Data listing:

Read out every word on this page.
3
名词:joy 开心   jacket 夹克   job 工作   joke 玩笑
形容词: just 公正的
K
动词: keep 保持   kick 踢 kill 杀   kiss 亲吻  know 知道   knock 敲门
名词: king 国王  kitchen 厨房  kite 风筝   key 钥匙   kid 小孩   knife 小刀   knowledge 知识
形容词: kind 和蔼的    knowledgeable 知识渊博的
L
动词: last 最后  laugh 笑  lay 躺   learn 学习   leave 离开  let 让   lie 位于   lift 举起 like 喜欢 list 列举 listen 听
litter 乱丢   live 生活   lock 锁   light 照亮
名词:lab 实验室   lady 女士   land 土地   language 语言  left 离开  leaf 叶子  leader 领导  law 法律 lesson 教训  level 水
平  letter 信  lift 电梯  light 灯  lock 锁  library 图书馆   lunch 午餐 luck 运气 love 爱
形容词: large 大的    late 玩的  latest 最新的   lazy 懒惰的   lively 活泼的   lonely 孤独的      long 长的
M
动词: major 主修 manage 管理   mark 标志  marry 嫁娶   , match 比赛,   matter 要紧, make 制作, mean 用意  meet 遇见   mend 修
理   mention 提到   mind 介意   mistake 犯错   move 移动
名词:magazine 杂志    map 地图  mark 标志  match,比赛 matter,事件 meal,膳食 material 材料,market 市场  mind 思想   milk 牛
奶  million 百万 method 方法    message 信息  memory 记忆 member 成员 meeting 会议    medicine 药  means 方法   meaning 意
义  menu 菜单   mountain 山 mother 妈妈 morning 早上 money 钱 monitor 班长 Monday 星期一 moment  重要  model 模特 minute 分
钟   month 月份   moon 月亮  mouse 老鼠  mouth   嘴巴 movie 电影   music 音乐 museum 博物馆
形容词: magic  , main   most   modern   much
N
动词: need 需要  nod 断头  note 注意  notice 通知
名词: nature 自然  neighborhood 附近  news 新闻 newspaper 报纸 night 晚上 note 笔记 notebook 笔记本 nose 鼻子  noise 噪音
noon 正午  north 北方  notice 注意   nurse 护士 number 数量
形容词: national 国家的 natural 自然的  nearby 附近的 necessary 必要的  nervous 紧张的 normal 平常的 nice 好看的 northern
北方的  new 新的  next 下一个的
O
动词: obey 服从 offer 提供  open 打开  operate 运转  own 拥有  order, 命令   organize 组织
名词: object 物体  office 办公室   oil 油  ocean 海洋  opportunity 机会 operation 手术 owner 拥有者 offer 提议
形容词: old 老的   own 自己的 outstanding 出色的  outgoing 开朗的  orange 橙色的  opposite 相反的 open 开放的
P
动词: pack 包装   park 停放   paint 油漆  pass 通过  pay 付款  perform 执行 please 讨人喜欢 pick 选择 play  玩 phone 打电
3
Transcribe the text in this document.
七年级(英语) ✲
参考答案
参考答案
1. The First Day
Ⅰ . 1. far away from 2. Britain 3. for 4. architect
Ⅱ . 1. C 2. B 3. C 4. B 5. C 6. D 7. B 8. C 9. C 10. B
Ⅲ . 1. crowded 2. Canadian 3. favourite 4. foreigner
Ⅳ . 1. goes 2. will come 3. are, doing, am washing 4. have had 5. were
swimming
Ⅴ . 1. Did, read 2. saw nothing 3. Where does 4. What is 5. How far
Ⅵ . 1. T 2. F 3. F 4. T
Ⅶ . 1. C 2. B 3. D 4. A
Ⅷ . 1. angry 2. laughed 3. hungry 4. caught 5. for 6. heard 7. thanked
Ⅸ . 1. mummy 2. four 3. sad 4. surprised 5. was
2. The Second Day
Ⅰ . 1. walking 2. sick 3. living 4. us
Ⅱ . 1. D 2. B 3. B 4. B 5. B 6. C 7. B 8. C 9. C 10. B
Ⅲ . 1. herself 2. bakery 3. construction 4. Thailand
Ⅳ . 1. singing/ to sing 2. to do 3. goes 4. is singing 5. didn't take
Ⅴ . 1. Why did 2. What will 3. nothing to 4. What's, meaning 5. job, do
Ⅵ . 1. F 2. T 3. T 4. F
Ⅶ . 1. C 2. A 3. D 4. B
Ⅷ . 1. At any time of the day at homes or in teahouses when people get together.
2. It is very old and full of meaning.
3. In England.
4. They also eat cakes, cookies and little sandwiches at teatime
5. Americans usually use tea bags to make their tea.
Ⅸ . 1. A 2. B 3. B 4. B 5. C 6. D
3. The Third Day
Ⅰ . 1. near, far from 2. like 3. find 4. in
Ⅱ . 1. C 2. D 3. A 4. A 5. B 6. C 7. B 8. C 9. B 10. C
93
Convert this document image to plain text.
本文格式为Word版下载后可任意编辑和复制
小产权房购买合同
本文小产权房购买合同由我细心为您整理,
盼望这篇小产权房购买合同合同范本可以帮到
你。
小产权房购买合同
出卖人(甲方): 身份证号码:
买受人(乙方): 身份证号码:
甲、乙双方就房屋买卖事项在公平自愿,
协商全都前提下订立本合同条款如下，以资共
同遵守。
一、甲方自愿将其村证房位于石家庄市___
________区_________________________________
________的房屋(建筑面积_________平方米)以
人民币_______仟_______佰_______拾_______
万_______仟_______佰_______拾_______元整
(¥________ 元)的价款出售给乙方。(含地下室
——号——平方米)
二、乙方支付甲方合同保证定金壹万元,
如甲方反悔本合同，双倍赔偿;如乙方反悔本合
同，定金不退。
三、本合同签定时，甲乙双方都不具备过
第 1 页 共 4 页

Work required: Produce a verbatim transcription of the entries above.

Task solution:
Read out every word on this page.
3
名词:joy 开心   jacket 夹克   job 工作   joke 玩笑
形容词: just 公正的
K
动词: keep 保持   kick 踢 kill 杀   kiss 亲吻  know 知道   knock 敲门
名词: king 国王  kitchen 厨房  kite 风筝   key 钥匙   kid 小孩   knife 小刀   knowledge 知识
形容词: kind 和蔼的    knowledgeable 知识渊博的
L
动词: last 最后  laugh 笑  lay 躺   learn 学习   leave 离开  let 让   lie 位于   lift 举起 like 喜欢 list 列举 listen 听
litter 乱丢   live 生活   lock 锁   light 照亮
名词:lab 实验室   lady 女士   land 土地   language 语言  left 离开  leaf 叶子  leader 领导  law 法律 lesson 教训  level 水
平  letter 信  lift 电梯  light 灯  lock 锁  library 图书馆   lunch 午餐 luck 运气 love 爱
形容词: large 大的    late 玩的  latest 最新的   lazy 懒惰的   lively 活泼的   lonely 孤独的      long 长的
M
动词: major 主修 manage 管理   mark 标志  marry 嫁娶   , match 比赛,   matter 要紧, make 制作, mean 用意  meet 遇见   mend 修
理   mention 提到   mind 介意   mistake 犯错   move 移动
名词:magazine 杂志    map 地图  mark 标志  match,比赛 matter,事件 meal,膳食 material 材料,market 市场  mind 思想   milk 牛
奶  million 百万 method 方法    message 信息  memory 记忆 member 成员 meeting 会议    medicine 药  means 方法   meaning 意
义  menu 菜单   mountain 山 mother 妈妈 morning 早上 money 钱 monitor 班长 Monday 星期一 moment  重要  model 模特 minute 分
钟   month 月份   moon 月亮  mouse 老鼠  mouth   嘴巴 movie 电影   music 音乐 museum 博物馆
形容词: magic  , main   most   modern   much
N
动词: need 需要  nod 断头  note 注意  notice 通知
名词: nature 自然  neighborhood 附近  news 新闻 newspaper 报纸 night 晚上 note 笔记 notebook 笔记本 nose 鼻子  noise 噪音
noon 正午  north 北方  notice 注意   nurse 护士 number 数量
形容词: national 国家的 natural 自然的  nearby 附近的 necessary 必要的  nervous 紧张的 normal 平常的 nice 好看的 northern
北方的  new 新的  next 下一个的
O
动词: obey 服从 offer 提供  open 打开  operate 运转  own 拥有  order, 命令   organize 组织
名词: object 物体  office 办公室   oil 油  ocean 海洋  opportunity 机会 operation 手术 owner 拥有者 offer 提议
形容词: old 老的   own 自己的 outstanding 出色的  outgoing 开朗的  orange 橙色的  opposite 相反的 open 开放的
P
动词: pack 包装   park 停放   paint 油漆  pass 通过  pay 付款  perform 执行 please 讨人喜欢 pick 选择 play  玩 phone 打电
3
Transcribe the text in this document.
七年级(英语) ✲
参考答案
参考答案
1. The First Day
Ⅰ . 1. far away from 2. Britain 3. for 4. architect
Ⅱ . 1. C 2. B 3. C 4. B 5. C 6. D 7. B 8. C 9. C 10. B
Ⅲ . 1. crowded 2. Canadian 3. favourite 4. foreigner
Ⅳ . 1. goes 2. will come 3. are, doing, am washing 4. have had 5. were
swimming
Ⅴ . 1. Did, read 2. saw nothing 3. Where does 4. What is 5. How far
Ⅵ . 1. T 2. F 3. F 4. T
Ⅶ . 1. C 2. B 3. D 4. A
Ⅷ . 1. angry 2. laughed 3. hungry 4. caught 5. for 6. heard 7. thanked
Ⅸ . 1. mummy 2. four 3. sad 4. surprised 5. was
2. The Second Day
Ⅰ . 1. walking 2. sick 3. living 4. us
Ⅱ . 1. D 2. B 3. B 4. B 5. B 6. C 7. B 8. C 9. C 10. B
Ⅲ . 1. herself 2. bakery 3. construction 4. Thailand
Ⅳ . 1. singing/ to sing 2. to do 3. goes 4. is singing 5. didn't take
Ⅴ . 1. Why did 2. What will 3. nothing to 4. What's, meaning 5. job, do
Ⅵ . 1. F 2. T 3. T 4. F
Ⅶ . 1. C 2. A 3. D 4. B
Ⅷ . 1. At any time of the day at homes or in teahouses when people get together.
2. It is very old and full of meaning.
3. In England.
4. They also eat cakes, cookies and little sandwiches at teatime
5. Americans usually use tea bags to make their tea.
Ⅸ . 1. A 2. B 3. B 4. B 5. C 6. D
3. The Third Day
Ⅰ . 1. near, far from 2. like 3. find 4. in
Ⅱ . 1. C 2. D 3. A 4. A 5. B 6. C 7. B 8. C 9. B 10. C
93
Convert this document image to plain text.
本文格式为Word版下载后可任意编辑和复制
小产权房购买合同
本文小产权房购买合同由我细心为您整理,
盼望这篇小产权房购买合同合同范本可以帮到
你。
小产权房购买合同
出卖人(甲方): 身份证号码:
买受人(乙方): 身份证号码:
甲、乙双方就房屋买卖事项在公平自愿,
协商全都前提下订立本合同条款如下，以资共
同遵守。
一、甲方自愿将其村证房位于石家庄市___
________区_________________________________
________的房屋(建筑面积_________平方米)以
人民币_______仟_______佰_______拾_______
万_______仟_______佰_______拾_______元整
(¥________ 元)的价款出售给乙方。(含地下室
——号——平方米)
二、乙方支付甲方合同保证定金壹万元,
如甲方反悔本合同，双倍赔偿;如乙方反悔本合
同，定金不退。
三、本合同签定时，甲乙双方都不具备过
第 1 页 共 4 页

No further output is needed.